[Prompt] Set down each entry exactly as given; pictures should not appear in the copy.
--- Begin ---
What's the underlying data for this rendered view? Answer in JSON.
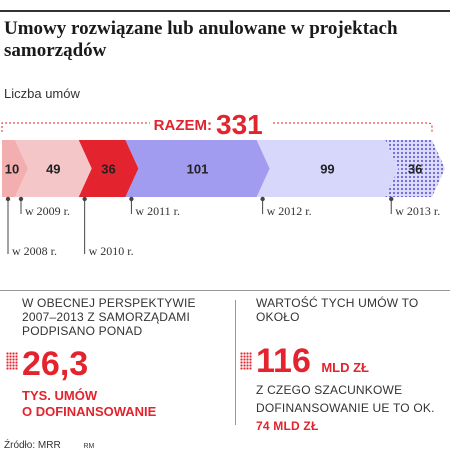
{
  "title": "Umowy rozwiązane lub anulowane w projektach samorządów",
  "subtitle": "Liczba umów",
  "chart_data": {
    "type": "bar",
    "orientation": "horizontal-stacked",
    "total_label": "RAZEM:",
    "total_value": "331",
    "categories": [
      "w 2008 r.",
      "w 2009 r.",
      "w 2010 r.",
      "w 2011 r.",
      "w 2012 r.",
      "w 2013 r."
    ],
    "values": [
      10,
      49,
      36,
      101,
      99,
      36
    ],
    "colors": [
      "#f3aeb0",
      "#f5c6c8",
      "#e3232d",
      "#a29cf0",
      "#d7d6fb",
      "#b0b0ee"
    ]
  },
  "left_panel": {
    "text": "W OBECNEJ PERSPEKTYWIE 2007–2013 Z SAMORZĄDAMI PODPISANO PONAD",
    "value": "26,3",
    "unit_line1": "TYS. UMÓW",
    "unit_line2": "O DOFINANSOWANIE"
  },
  "right_panel": {
    "text": "WARTOŚĆ TYCH UMÓW TO OKOŁO",
    "value": "116",
    "unit": "MLD ZŁ",
    "note": "Z CZEGO SZACUNKOWE DOFINANSOWANIE UE TO OK.",
    "note_value": "74 MLD ZŁ"
  },
  "footer": {
    "source": "Źródło: MRR",
    "credit": "RM"
  }
}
--- End ---
[Output for this task]
What's the underlying data for this rendered view? Answer in JSON.
{
  "title": "Umowy rozwiązane lub anulowane w projektach samorządów",
  "subtitle": "Liczba umów",
  "chart_data": {
    "type": "bar",
    "orientation": "horizontal-stacked",
    "total_label": "RAZEM:",
    "total_value": "331",
    "categories": [
      "w 2008 r.",
      "w 2009 r.",
      "w 2010 r.",
      "w 2011 r.",
      "w 2012 r.",
      "w 2013 r."
    ],
    "values": [
      10,
      49,
      36,
      101,
      99,
      36
    ],
    "colors": [
      "#f3aeb0",
      "#f5c6c8",
      "#e3232d",
      "#a29cf0",
      "#d7d6fb",
      "#b0b0ee"
    ]
  },
  "left_panel": {
    "text": "W OBECNEJ PERSPEKTYWIE 2007–2013 Z SAMORZĄDAMI PODPISANO PONAD",
    "value": "26,3",
    "unit_line1": "TYS. UMÓW",
    "unit_line2": "O DOFINANSOWANIE"
  },
  "right_panel": {
    "text": "WARTOŚĆ TYCH UMÓW TO OKOŁO",
    "value": "116",
    "unit": "MLD ZŁ",
    "note": "Z CZEGO SZACUNKOWE DOFINANSOWANIE UE TO OK.",
    "note_value": "74 MLD ZŁ"
  },
  "footer": {
    "source": "Źródło: MRR",
    "credit": "RM"
  }
}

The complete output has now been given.